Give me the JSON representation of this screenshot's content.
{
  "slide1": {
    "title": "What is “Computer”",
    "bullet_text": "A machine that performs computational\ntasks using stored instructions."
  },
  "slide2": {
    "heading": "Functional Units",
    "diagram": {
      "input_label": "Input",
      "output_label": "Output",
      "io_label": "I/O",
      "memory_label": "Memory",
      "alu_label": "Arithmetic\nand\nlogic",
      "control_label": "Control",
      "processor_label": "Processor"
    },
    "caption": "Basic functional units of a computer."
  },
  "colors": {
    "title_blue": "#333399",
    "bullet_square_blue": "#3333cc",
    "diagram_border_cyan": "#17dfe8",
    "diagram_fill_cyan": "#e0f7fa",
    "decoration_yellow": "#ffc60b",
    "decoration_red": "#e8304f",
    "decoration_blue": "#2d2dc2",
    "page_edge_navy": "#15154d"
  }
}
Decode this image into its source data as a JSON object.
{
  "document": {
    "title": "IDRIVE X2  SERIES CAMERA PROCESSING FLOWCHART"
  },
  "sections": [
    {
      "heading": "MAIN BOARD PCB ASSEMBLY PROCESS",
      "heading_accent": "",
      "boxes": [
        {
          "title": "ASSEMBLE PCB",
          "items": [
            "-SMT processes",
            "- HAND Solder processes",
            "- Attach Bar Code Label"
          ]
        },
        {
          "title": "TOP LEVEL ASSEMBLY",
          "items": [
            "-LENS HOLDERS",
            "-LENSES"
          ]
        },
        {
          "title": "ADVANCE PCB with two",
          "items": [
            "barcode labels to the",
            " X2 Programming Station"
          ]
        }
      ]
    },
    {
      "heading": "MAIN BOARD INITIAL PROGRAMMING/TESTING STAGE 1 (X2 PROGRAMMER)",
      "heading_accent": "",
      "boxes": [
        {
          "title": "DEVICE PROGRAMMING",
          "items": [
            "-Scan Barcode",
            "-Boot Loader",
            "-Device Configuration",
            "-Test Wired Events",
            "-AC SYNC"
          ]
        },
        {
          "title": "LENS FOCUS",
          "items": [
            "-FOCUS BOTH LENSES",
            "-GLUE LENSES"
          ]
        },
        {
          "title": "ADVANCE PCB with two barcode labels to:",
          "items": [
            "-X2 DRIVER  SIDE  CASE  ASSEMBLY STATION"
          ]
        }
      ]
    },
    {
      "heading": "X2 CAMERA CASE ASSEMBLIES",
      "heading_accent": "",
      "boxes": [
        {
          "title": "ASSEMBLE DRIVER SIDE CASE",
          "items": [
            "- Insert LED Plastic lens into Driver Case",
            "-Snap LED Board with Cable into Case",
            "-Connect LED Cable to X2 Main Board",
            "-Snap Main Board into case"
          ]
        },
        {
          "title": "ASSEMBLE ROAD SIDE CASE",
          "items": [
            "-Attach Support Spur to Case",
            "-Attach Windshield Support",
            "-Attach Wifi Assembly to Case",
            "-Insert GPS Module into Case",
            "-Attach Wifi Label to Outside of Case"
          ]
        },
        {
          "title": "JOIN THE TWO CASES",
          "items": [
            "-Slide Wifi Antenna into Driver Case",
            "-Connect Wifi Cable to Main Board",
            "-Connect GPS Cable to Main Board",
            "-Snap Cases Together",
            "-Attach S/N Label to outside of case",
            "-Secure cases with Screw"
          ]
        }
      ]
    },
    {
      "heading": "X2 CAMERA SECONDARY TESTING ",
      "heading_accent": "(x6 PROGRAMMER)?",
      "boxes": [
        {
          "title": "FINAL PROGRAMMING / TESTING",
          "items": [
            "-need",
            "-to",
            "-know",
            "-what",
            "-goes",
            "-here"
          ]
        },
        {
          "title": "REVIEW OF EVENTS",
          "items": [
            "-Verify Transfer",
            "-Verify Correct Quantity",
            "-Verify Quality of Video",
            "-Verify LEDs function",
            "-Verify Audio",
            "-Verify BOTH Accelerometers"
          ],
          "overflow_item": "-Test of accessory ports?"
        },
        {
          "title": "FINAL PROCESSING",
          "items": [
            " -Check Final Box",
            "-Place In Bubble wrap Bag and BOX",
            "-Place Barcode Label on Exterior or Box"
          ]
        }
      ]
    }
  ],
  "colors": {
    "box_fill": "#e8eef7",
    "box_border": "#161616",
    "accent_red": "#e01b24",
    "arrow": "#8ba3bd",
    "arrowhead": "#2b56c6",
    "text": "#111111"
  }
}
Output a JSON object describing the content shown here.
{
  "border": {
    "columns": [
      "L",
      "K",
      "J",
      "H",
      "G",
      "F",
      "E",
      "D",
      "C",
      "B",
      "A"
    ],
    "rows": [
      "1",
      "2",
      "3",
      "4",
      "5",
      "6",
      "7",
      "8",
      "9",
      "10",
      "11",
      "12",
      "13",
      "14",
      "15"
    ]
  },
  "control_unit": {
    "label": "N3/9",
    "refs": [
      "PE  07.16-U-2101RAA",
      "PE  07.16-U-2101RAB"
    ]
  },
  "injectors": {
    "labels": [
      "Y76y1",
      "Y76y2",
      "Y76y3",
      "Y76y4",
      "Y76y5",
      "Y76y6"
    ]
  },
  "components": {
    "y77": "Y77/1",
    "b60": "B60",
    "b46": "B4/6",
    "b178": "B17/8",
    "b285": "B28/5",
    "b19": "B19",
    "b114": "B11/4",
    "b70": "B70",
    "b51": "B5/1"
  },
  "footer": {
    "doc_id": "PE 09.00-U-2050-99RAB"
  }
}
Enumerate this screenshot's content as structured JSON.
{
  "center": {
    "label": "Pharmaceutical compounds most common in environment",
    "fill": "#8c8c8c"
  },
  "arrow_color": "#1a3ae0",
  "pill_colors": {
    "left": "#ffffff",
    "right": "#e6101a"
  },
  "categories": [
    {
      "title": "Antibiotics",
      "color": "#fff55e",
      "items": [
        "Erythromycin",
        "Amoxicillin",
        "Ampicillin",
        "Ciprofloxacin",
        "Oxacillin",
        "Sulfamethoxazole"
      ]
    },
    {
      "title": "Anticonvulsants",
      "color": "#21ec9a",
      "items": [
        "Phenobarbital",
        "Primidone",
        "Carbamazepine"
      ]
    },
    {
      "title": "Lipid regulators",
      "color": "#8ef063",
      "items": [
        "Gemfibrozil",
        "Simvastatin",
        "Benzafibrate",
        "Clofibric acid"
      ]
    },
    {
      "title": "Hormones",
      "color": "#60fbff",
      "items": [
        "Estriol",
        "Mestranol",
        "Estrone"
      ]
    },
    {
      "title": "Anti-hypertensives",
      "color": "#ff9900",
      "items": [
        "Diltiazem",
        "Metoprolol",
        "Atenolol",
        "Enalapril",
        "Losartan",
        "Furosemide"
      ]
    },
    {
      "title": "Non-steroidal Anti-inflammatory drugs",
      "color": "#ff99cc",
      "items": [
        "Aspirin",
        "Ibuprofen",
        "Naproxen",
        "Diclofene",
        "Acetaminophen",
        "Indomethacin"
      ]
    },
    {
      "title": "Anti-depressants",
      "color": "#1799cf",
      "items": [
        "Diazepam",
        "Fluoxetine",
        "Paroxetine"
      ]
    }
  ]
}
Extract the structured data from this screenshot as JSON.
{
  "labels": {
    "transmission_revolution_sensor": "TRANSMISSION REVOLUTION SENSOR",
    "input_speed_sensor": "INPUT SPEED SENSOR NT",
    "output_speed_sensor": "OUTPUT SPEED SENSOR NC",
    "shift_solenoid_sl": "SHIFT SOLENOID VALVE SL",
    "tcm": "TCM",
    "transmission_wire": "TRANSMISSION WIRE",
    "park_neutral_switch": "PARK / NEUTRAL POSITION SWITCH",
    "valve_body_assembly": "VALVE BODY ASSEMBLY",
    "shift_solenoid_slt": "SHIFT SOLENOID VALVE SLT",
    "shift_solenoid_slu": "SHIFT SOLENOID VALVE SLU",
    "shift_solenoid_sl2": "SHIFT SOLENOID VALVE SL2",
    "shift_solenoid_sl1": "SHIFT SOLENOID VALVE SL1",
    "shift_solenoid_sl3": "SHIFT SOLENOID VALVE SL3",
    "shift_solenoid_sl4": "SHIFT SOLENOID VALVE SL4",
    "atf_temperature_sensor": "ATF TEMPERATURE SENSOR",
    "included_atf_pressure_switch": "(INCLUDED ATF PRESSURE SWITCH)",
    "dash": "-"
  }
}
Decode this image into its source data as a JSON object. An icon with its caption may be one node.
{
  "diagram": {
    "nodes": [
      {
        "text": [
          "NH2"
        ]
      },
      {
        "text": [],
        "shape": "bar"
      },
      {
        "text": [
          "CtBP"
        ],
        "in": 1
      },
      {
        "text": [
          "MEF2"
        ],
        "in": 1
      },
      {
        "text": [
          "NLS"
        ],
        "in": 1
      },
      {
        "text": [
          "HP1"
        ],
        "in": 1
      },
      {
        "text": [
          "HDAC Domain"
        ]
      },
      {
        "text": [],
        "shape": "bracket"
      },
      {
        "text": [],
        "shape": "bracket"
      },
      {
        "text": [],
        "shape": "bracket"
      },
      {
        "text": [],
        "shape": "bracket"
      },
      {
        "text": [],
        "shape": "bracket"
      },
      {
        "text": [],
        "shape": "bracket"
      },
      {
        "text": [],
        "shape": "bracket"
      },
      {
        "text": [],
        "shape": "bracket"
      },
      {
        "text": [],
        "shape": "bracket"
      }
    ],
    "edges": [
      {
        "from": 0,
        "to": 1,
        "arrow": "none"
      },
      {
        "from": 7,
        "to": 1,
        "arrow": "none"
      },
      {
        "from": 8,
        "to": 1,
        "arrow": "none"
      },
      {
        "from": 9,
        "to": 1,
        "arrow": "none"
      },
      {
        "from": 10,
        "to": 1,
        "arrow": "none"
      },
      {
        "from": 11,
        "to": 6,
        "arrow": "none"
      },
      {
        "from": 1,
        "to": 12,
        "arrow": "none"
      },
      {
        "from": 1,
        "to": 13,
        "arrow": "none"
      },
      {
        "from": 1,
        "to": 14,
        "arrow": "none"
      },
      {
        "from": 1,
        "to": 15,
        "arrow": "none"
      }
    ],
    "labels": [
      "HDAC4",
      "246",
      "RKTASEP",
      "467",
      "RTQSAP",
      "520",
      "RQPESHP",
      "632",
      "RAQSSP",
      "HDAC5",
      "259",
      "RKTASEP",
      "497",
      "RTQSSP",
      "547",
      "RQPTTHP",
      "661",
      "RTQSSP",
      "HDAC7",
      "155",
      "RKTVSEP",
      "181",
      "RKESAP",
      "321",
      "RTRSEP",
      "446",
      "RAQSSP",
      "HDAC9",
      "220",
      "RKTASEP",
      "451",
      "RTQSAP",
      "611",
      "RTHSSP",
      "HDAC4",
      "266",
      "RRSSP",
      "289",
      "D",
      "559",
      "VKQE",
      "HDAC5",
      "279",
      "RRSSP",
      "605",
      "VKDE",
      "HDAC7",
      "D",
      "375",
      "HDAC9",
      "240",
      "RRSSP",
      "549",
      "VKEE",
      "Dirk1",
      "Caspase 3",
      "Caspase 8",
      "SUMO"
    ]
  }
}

_STATED GOAL_:
Copy each line holding the word "LENSES" from the listing above.

_CORRECT RESULT_:
            "-LENSES"
            "-FOCUS BOTH LENSES",
            "-GLUE LENSES"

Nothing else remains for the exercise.